- [What is being asked]
Skip the pictures. Copy all the rest of the records down exactly.

- [Dataset rows]
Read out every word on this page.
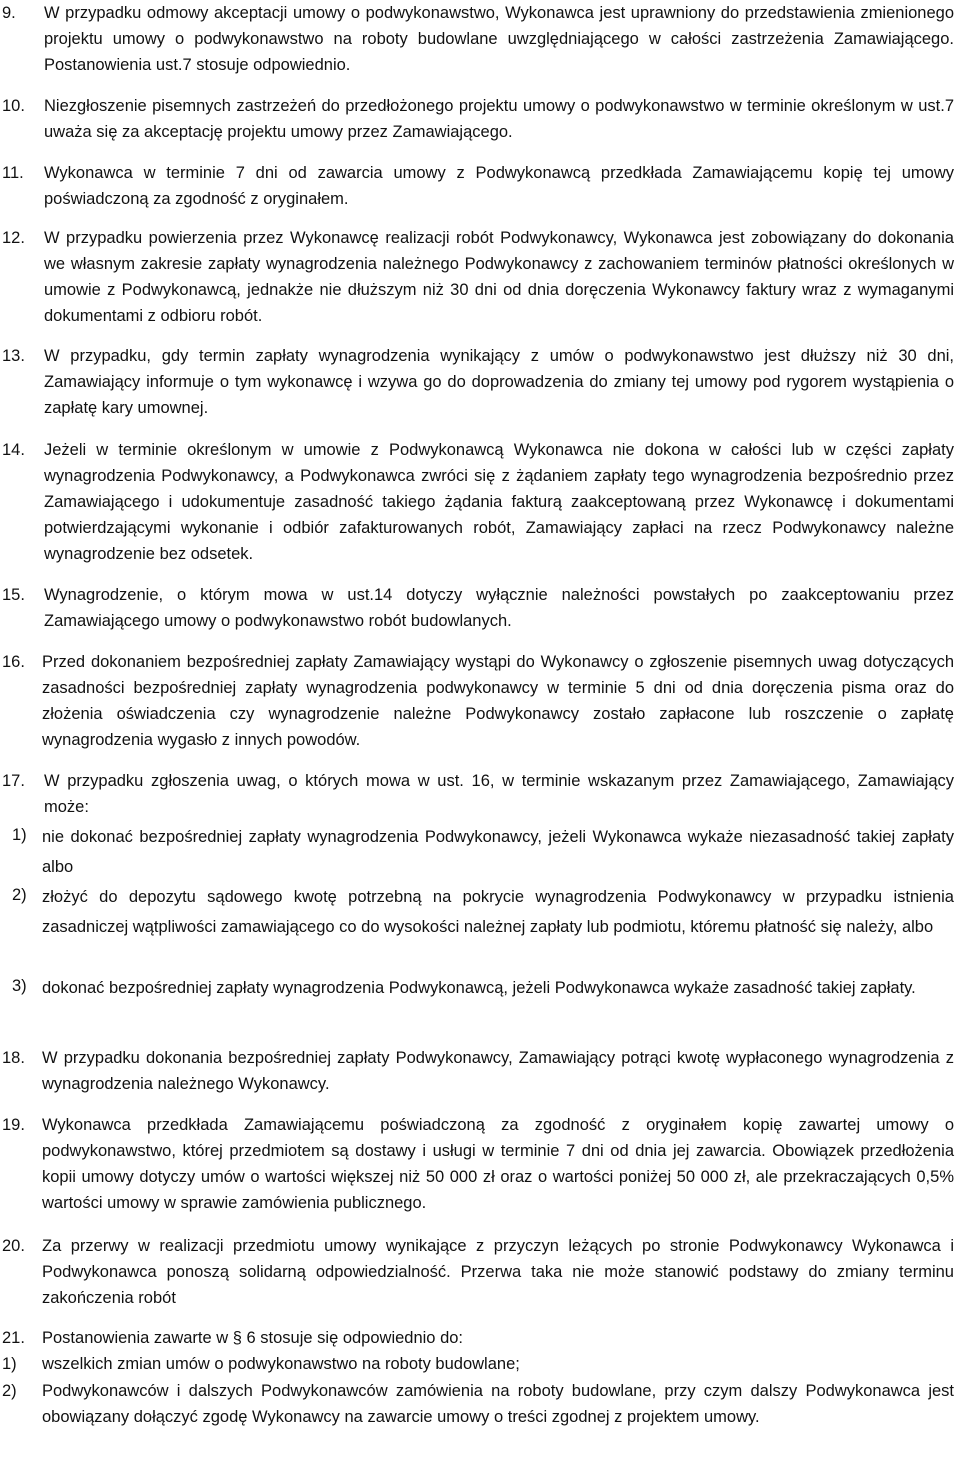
9. W przypadku odmowy akceptacji umowy o podwykonawstwo, Wykonawca jest uprawniony do przedstawienia zmienionego projektu umowy o podwykonawstwo na roboty budowlane uwzględniającego w całości zastrzeżenia Zamawiającego. Postanowienia ust.7 stosuje odpowiednio.
10. Niezgłoszenie pisemnych zastrzeżeń do przedłożonego projektu umowy o podwykonawstwo w terminie określonym w ust.7 uważa się za akceptację projektu umowy przez Zamawiającego.
11. Wykonawca w terminie 7 dni od zawarcia umowy z Podwykonawcą przedkłada Zamawiającemu kopię tej umowy poświadczoną za zgodność z oryginałem.
12. W przypadku powierzenia przez Wykonawcę realizacji robót Podwykonawcy, Wykonawca jest zobowiązany do dokonania we własnym zakresie zapłaty wynagrodzenia należnego Podwykonawcy z zachowaniem terminów płatności określonych w umowie z Podwykonawcą, jednakże nie dłuższym niż 30 dni od dnia doręczenia Wykonawcy faktury wraz z wymaganymi dokumentami z odbioru robót.
13. W przypadku, gdy termin zapłaty wynagrodzenia wynikający z umów o podwykonawstwo jest dłuższy niż 30 dni, Zamawiający informuje o tym wykonawcę i wzywa go do doprowadzenia do zmiany tej umowy pod rygorem wystąpienia o zapłatę kary umownej.
14. Jeżeli w terminie określonym w umowie z Podwykonawcą Wykonawca nie dokona w całości lub w części zapłaty wynagrodzenia Podwykonawcy, a Podwykonawca zwróci się z żądaniem zapłaty tego wynagrodzenia bezpośrednio przez Zamawiającego i udokumentuje zasadność takiego żądania fakturą zaakceptowaną przez Wykonawcę i dokumentami potwierdzającymi wykonanie i odbiór zafakturowanych robót, Zamawiający zapłaci na rzecz Podwykonawcy należne wynagrodzenie bez odsetek.
15. Wynagrodzenie, o którym mowa w ust.14 dotyczy wyłącznie należności powstałych po zaakceptowaniu przez Zamawiającego umowy o podwykonawstwo robót budowlanych.
16. Przed dokonaniem bezpośredniej zapłaty Zamawiający wystąpi do Wykonawcy o zgłoszenie pisemnych uwag dotyczących zasadności bezpośredniej zapłaty wynagrodzenia podwykonawcy w terminie 5 dni od dnia doręczenia pisma oraz do złożenia oświadczenia czy wynagrodzenie należne Podwykonawcy zostało zapłacone lub roszczenie o zapłatę wynagrodzenia wygasło z innych powodów.
17. W przypadku zgłoszenia uwag, o których mowa w ust. 16, w terminie wskazanym przez Zamawiającego, Zamawiający może:
1) nie dokonać bezpośredniej zapłaty wynagrodzenia Podwykonawcy, jeżeli Wykonawca wykaże niezasadność takiej zapłaty albo
2) złożyć do depozytu sądowego kwotę potrzebną na pokrycie wynagrodzenia Podwykonawcy w przypadku istnienia zasadniczej wątpliwości zamawiającego co do wysokości należnej zapłaty lub podmiotu, któremu płatność się należy, albo
3) dokonać bezpośredniej zapłaty wynagrodzenia Podwykonawcą, jeżeli Podwykonawca wykaże zasadność takiej zapłaty.
18. W przypadku dokonania bezpośredniej zapłaty Podwykonawcy, Zamawiający potrąci kwotę wypłaconego wynagrodzenia z wynagrodzenia należnego Wykonawcy.
19. Wykonawca przedkłada Zamawiającemu poświadczoną za zgodność z oryginałem kopię zawartej umowy o podwykonawstwo, której przedmiotem są dostawy i usługi w terminie 7 dni od dnia jej zawarcia. Obowiązek przedłożenia kopii umowy dotyczy umów o wartości większej niż 50 000 zł oraz o wartości poniżej 50 000 zł, ale przekraczających 0,5% wartości umowy w sprawie zamówienia publicznego.
20. Za przerwy w realizacji przedmiotu umowy wynikające z przyczyn leżących po stronie Podwykonawcy Wykonawca i Podwykonawca ponoszą solidarną odpowiedzialność. Przerwa taka nie może stanowić podstawy do zmiany terminu zakończenia robót
21. Postanowienia zawarte w § 6 stosuje się odpowiednio do:
1) wszelkich zmian umów o podwykonawstwo na roboty budowlane;
2) Podwykonawców i dalszych Podwykonawców zamówienia na roboty budowlane, przy czym dalszy Podwykonawca jest obowiązany dołączyć zgodę Wykonawcy na zawarcie umowy o treści zgodnej z projektem umowy.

- [Result of the exercise]
Read out every word on this page.
9. W przypadku odmowy akceptacji umowy o podwykonawstwo, Wykonawca jest uprawniony do przedstawienia zmienionego projektu umowy o podwykonawstwo na roboty budowlane uwzględniającego w całości zastrzeżenia Zamawiającego. Postanowienia ust.7 stosuje odpowiednio.
10. Niezgłoszenie pisemnych zastrzeżeń do przedłożonego projektu umowy o podwykonawstwo w terminie określonym w ust.7 uważa się za akceptację projektu umowy przez Zamawiającego.
11. Wykonawca w terminie 7 dni od zawarcia umowy z Podwykonawcą przedkłada Zamawiającemu kopię tej umowy poświadczoną za zgodność z oryginałem.
12. W przypadku powierzenia przez Wykonawcę realizacji robót Podwykonawcy, Wykonawca jest zobowiązany do dokonania we własnym zakresie zapłaty wynagrodzenia należnego Podwykonawcy z zachowaniem terminów płatności określonych w umowie z Podwykonawcą, jednakże nie dłuższym niż 30 dni od dnia doręczenia Wykonawcy faktury wraz z wymaganymi dokumentami z odbioru robót.
13. W przypadku, gdy termin zapłaty wynagrodzenia wynikający z umów o podwykonawstwo jest dłuższy niż 30 dni, Zamawiający informuje o tym wykonawcę i wzywa go do doprowadzenia do zmiany tej umowy pod rygorem wystąpienia o zapłatę kary umownej.
14. Jeżeli w terminie określonym w umowie z Podwykonawcą Wykonawca nie dokona w całości lub w części zapłaty wynagrodzenia Podwykonawcy, a Podwykonawca zwróci się z żądaniem zapłaty tego wynagrodzenia bezpośrednio przez Zamawiającego i udokumentuje zasadność takiego żądania fakturą zaakceptowaną przez Wykonawcę i dokumentami potwierdzającymi wykonanie i odbiór zafakturowanych robót, Zamawiający zapłaci na rzecz Podwykonawcy należne wynagrodzenie bez odsetek.
15. Wynagrodzenie, o którym mowa w ust.14 dotyczy wyłącznie należności powstałych po zaakceptowaniu przez Zamawiającego umowy o podwykonawstwo robót budowlanych.
16. Przed dokonaniem bezpośredniej zapłaty Zamawiający wystąpi do Wykonawcy o zgłoszenie pisemnych uwag dotyczących zasadności bezpośredniej zapłaty wynagrodzenia podwykonawcy w terminie 5 dni od dnia doręczenia pisma oraz do złożenia oświadczenia czy wynagrodzenie należne Podwykonawcy zostało zapłacone lub roszczenie o zapłatę wynagrodzenia wygasło z innych powodów.
17. W przypadku zgłoszenia uwag, o których mowa w ust. 16, w terminie wskazanym przez Zamawiającego, Zamawiający może:
1) nie dokonać bezpośredniej zapłaty wynagrodzenia Podwykonawcy, jeżeli Wykonawca wykaże niezasadność takiej zapłaty albo
2) złożyć do depozytu sądowego kwotę potrzebną na pokrycie wynagrodzenia Podwykonawcy w przypadku istnienia zasadniczej wątpliwości zamawiającego co do wysokości należnej zapłaty lub podmiotu, któremu płatność się należy, albo
3) dokonać bezpośredniej zapłaty wynagrodzenia Podwykonawcą, jeżeli Podwykonawca wykaże zasadność takiej zapłaty.
18. W przypadku dokonania bezpośredniej zapłaty Podwykonawcy, Zamawiający potrąci kwotę wypłaconego wynagrodzenia z wynagrodzenia należnego Wykonawcy.
19. Wykonawca przedkłada Zamawiającemu poświadczoną za zgodność z oryginałem kopię zawartej umowy o podwykonawstwo, której przedmiotem są dostawy i usługi w terminie 7 dni od dnia jej zawarcia. Obowiązek przedłożenia kopii umowy dotyczy umów o wartości większej niż 50 000 zł oraz o wartości poniżej 50 000 zł, ale przekraczających 0,5% wartości umowy w sprawie zamówienia publicznego.
20. Za przerwy w realizacji przedmiotu umowy wynikające z przyczyn leżących po stronie Podwykonawcy Wykonawca i Podwykonawca ponoszą solidarną odpowiedzialność. Przerwa taka nie może stanowić podstawy do zmiany terminu zakończenia robót
21. Postanowienia zawarte w § 6 stosuje się odpowiednio do:
1) wszelkich zmian umów o podwykonawstwo na roboty budowlane;
2) Podwykonawców i dalszych Podwykonawców zamówienia na roboty budowlane, przy czym dalszy Podwykonawca jest obowiązany dołączyć zgodę Wykonawcy na zawarcie umowy o treści zgodnej z projektem umowy.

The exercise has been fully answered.